— Begin —
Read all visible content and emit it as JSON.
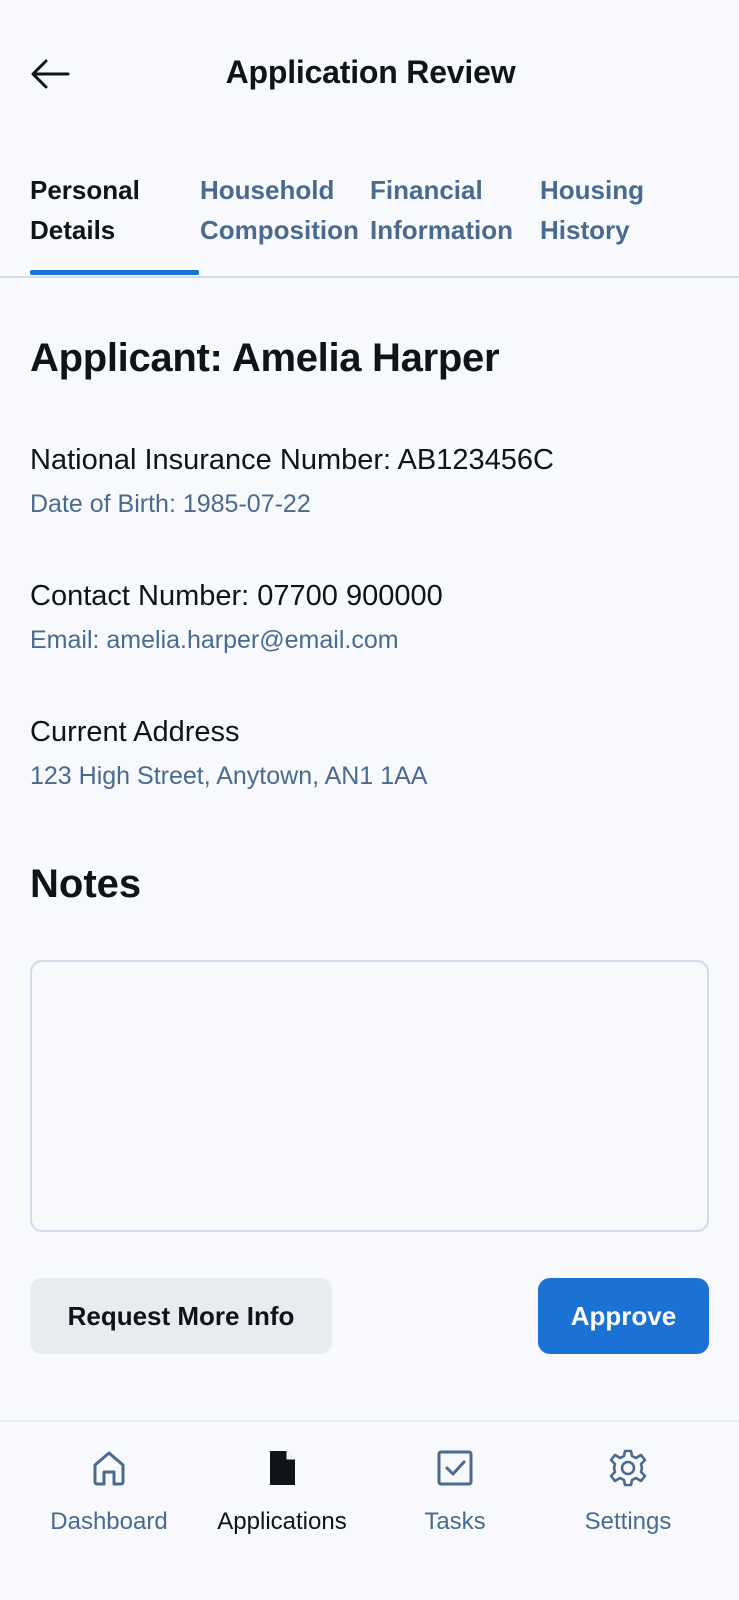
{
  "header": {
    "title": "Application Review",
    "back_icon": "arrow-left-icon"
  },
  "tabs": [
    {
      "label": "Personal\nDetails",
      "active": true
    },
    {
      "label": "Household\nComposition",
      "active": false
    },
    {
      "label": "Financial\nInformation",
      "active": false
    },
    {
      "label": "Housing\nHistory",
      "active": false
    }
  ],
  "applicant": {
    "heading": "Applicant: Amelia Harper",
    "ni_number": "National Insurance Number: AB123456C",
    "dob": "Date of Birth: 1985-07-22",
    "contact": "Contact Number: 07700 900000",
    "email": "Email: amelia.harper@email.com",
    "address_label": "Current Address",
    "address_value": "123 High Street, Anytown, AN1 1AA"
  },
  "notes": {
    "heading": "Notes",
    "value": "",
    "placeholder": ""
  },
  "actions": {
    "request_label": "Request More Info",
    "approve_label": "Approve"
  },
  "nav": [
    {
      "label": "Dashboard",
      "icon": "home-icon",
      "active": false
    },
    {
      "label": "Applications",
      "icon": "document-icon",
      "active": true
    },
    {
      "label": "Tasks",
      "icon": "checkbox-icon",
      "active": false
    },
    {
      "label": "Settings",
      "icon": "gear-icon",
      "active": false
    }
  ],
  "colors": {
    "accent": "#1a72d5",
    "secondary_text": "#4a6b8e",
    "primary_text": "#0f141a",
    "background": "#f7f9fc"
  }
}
— End —
— Begin —
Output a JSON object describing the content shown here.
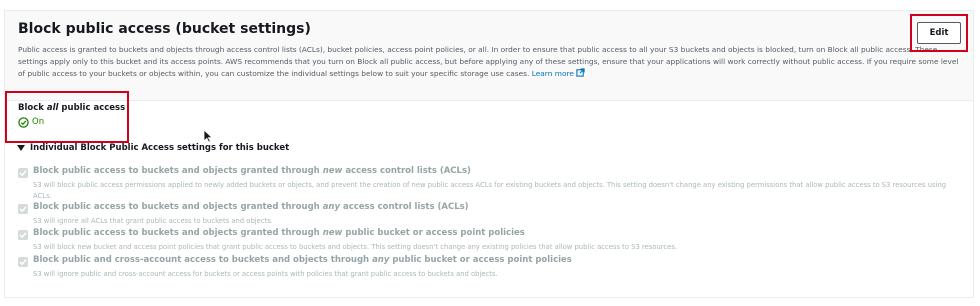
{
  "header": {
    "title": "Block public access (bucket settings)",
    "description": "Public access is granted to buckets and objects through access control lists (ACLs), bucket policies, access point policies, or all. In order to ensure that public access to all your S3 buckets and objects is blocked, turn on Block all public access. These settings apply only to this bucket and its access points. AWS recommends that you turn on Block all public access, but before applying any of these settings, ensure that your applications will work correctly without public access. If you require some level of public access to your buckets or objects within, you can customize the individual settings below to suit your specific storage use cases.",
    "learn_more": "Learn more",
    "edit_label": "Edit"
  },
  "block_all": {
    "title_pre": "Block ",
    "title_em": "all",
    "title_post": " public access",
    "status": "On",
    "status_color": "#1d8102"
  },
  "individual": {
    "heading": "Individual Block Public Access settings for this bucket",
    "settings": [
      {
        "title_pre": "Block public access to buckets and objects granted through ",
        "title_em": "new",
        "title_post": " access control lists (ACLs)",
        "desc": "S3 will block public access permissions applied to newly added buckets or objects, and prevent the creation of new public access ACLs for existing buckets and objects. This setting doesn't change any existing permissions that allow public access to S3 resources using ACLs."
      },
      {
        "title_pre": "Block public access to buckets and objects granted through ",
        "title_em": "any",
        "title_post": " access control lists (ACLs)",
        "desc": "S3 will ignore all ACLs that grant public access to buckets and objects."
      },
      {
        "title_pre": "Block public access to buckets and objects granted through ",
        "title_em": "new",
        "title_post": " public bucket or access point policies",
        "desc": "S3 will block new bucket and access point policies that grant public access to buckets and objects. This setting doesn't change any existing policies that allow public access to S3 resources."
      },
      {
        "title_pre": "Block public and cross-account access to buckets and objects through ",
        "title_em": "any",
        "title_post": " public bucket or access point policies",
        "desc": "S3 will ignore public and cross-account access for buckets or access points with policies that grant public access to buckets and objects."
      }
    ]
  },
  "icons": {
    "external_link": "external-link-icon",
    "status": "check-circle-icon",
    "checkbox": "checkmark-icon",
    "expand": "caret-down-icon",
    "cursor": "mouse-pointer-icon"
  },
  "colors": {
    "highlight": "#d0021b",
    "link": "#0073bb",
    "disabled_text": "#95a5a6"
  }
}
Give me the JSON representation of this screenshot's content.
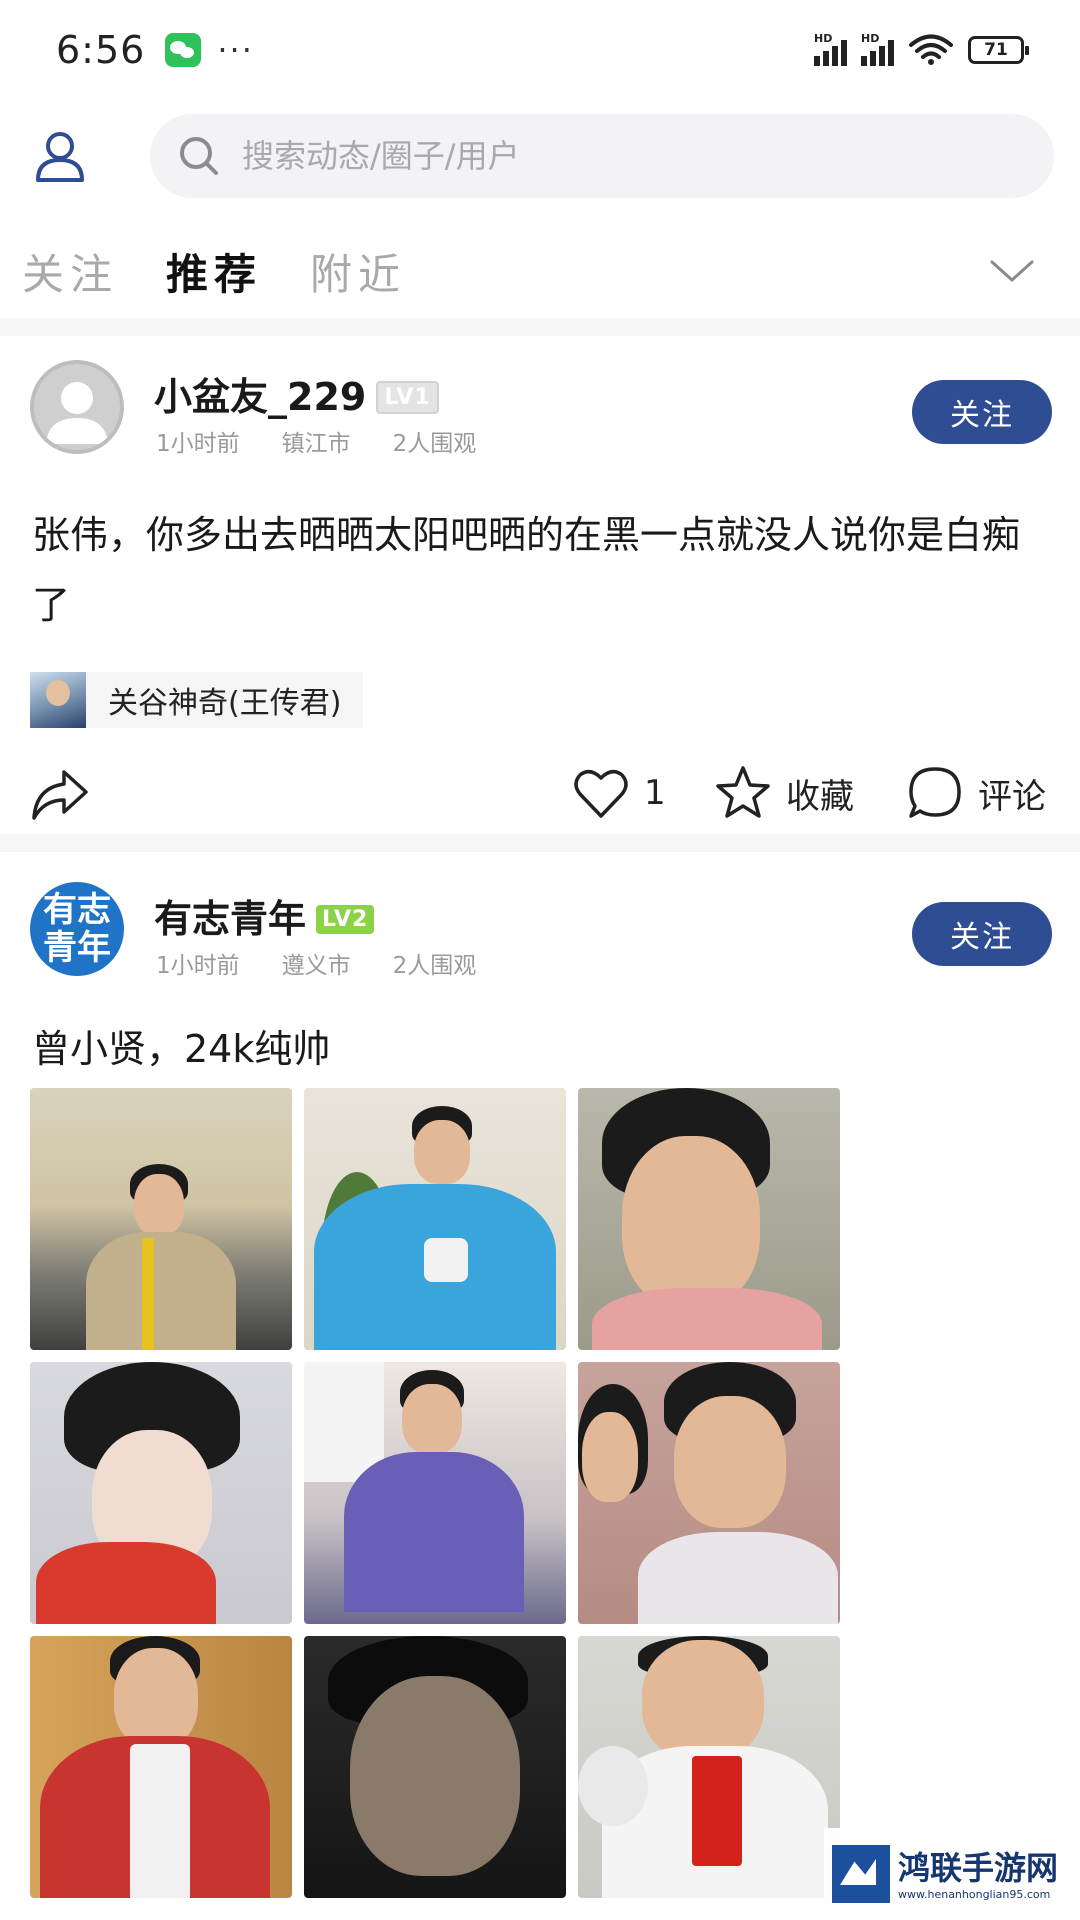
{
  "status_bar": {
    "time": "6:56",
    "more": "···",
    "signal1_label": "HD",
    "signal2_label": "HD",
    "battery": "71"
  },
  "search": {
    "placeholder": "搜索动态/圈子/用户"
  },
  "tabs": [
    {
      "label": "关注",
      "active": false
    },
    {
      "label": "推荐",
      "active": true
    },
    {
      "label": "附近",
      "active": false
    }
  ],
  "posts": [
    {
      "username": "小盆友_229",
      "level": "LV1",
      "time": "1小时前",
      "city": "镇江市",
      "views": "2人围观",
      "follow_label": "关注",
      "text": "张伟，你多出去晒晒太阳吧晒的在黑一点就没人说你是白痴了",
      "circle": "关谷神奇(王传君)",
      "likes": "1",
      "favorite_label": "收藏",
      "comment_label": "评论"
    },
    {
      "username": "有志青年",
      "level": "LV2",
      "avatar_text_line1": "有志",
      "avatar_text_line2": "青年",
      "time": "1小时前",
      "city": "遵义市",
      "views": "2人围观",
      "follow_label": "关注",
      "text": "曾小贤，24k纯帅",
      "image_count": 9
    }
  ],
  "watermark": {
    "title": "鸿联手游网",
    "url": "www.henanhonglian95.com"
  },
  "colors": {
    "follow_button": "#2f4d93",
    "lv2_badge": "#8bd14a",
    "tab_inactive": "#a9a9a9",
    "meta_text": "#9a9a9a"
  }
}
— End —
**Aim:** Check the data for the word "placeholder" and pull out the lines that have it.

**Expected answer:**
    "placeholder": ""
    "placeholder": "搜索动态/圈子/用户"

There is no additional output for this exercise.